Exercise goal: Continue the summary of the nabla^2DFT dataset paper from the point where it stops.

Source excerpt:
******************************
$\nabla^2$DFT: A Universal Quantum Chemistry Dataset of Drug-Like Molecules and a Benchmark for Neural Network Potentials
Kuzma Khrabrov, Anton Ber, Artem Tsypin, Konstantin Ushenin, Egor Rumiantsev, Alexander Telepov, Dmitry Protasov, Ilya Shenbin, Anton Alekseev, Mikhail Shirokikh, Sergey Nikolenko, Elena Tutubalina, Artur Kadurin
2024-06-21

Summary
This paper introduces a new dataset and benchmark called nabla^2DFT, which is designed to improve the training of neural network potentials (NNPs) used in quantum chemistry, particularly for drug discovery.
What's the problem?
Computational quantum chemistry methods provide detailed information about molecules, which is essential for developing new drugs. However, these methods can be very complex and slow, making them hard to use on a large scale. Neural network potentials (NNPs) offer a faster alternative but need large and varied datasets to learn effectively. Without these datasets, NNPs cannot perform well, limiting their usefulness in real-world applications.
******************************
Material supplied:

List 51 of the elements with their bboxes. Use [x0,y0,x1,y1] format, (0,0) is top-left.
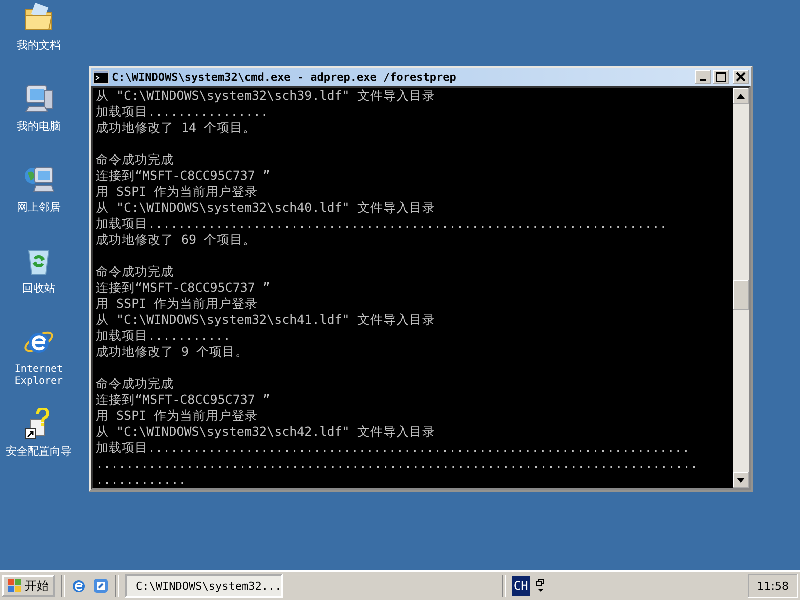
window-title: C:\WINDOWS\system32\cmd.exe - adprep.exe /forestprep [112,70,456,84]
tray-menu-icon[interactable] [536,578,546,594]
console-line: 用 SSPI 作为当前用户登录 [96,296,258,312]
console-icon [93,70,109,84]
console-line: 连接到“MSFT-C8CC95C737 ” [96,280,270,296]
desktop-icon-label[interactable]: 我的文档 [17,40,61,52]
console-line: 从 "C:\WINDOWS\system32\sch42.ldf" 文件导入目录 [96,424,436,440]
maximize-button[interactable] [713,70,729,84]
console-line: 连接到“MSFT-C8CC95C737 ” [96,392,270,408]
computer-icon[interactable] [23,83,55,115]
console-line: ............ [96,472,186,488]
console-line: 连接到“MSFT-C8CC95C737 ” [96,168,270,184]
start-button[interactable]: 开始 [2,575,55,597]
windows-logo-icon [8,579,22,593]
console-line: 从 "C:\WINDOWS\system32\sch40.ldf" 文件导入目录 [96,200,436,216]
minimize-button[interactable] [695,70,711,84]
desktop-icon-label[interactable]: 我的电脑 [17,121,61,133]
taskbar-window-button[interactable]: C:\WINDOWS\system32... [125,574,283,598]
desktop-icon-label[interactable]: 网上邻居 [17,202,61,214]
maximize-icon [716,72,726,82]
show-desktop-icon[interactable] [93,578,109,594]
console-line: 用 SSPI 作为当前用户登录 [96,408,258,424]
console-line: 命令成功完成 [96,376,174,392]
console-line: 成功地修改了 14 个项目。 [96,120,256,136]
console-line: ................................................................................ [96,456,698,472]
console-line: 加载项目........................................................................ [96,440,690,456]
console-line: 加载项目................ [96,104,268,120]
desktop-icon-label[interactable]: Internet Explorer [9,364,69,388]
console-line: 从 "C:\WINDOWS\system32\sch41.ldf" 文件导入目录 [96,312,436,328]
browser-e-icon[interactable] [71,578,87,594]
console-line: 成功地修改了 9 个项目。 [96,344,249,360]
desktop-icon-label[interactable]: 安全配置向导 [6,446,72,458]
clock: 11:58 [757,580,789,592]
close-button[interactable] [733,70,749,84]
console-line: 加载项目........... [96,328,231,344]
vertical-scrollbar[interactable] [733,88,749,488]
console-line: 从 "C:\WINDOWS\system32\sch39.ldf" 文件导入目录 [96,88,436,104]
desktop-icon-label[interactable]: 回收站 [22,283,56,295]
minimize-icon [700,79,706,81]
scroll-up-button[interactable] [733,88,749,104]
down-arrow-icon [737,478,745,482]
console-line: 命令成功完成 [96,264,174,280]
console-line: 用 SSPI 作为当前用户登录 [96,184,258,200]
console-line: 成功地修改了 69 个项目。 [96,232,256,248]
console-line: 加载项目..................................................................... [96,216,668,232]
up-arrow-icon [737,94,745,98]
close-icon [736,72,746,82]
console-line: 命令成功完成 [96,152,174,168]
scroll-down-button[interactable] [733,472,749,488]
language-indicator[interactable]: CH [512,576,530,596]
scroll-thumb[interactable] [733,280,749,310]
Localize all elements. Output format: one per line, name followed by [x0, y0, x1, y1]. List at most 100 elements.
******************************
Output for this exercise:
What's the solution?
The researchers created the nabla^2DFT dataset, which includes a significantly larger number of molecular structures and conformations compared to existing datasets. This new dataset features various types of data related to molecular properties, such as energies and forces, and includes advanced tasks for evaluating NNPs. They also developed a benchmark to test how well NNPs can predict different molecular properties and optimized their framework to train multiple models effectively.
Why it matters?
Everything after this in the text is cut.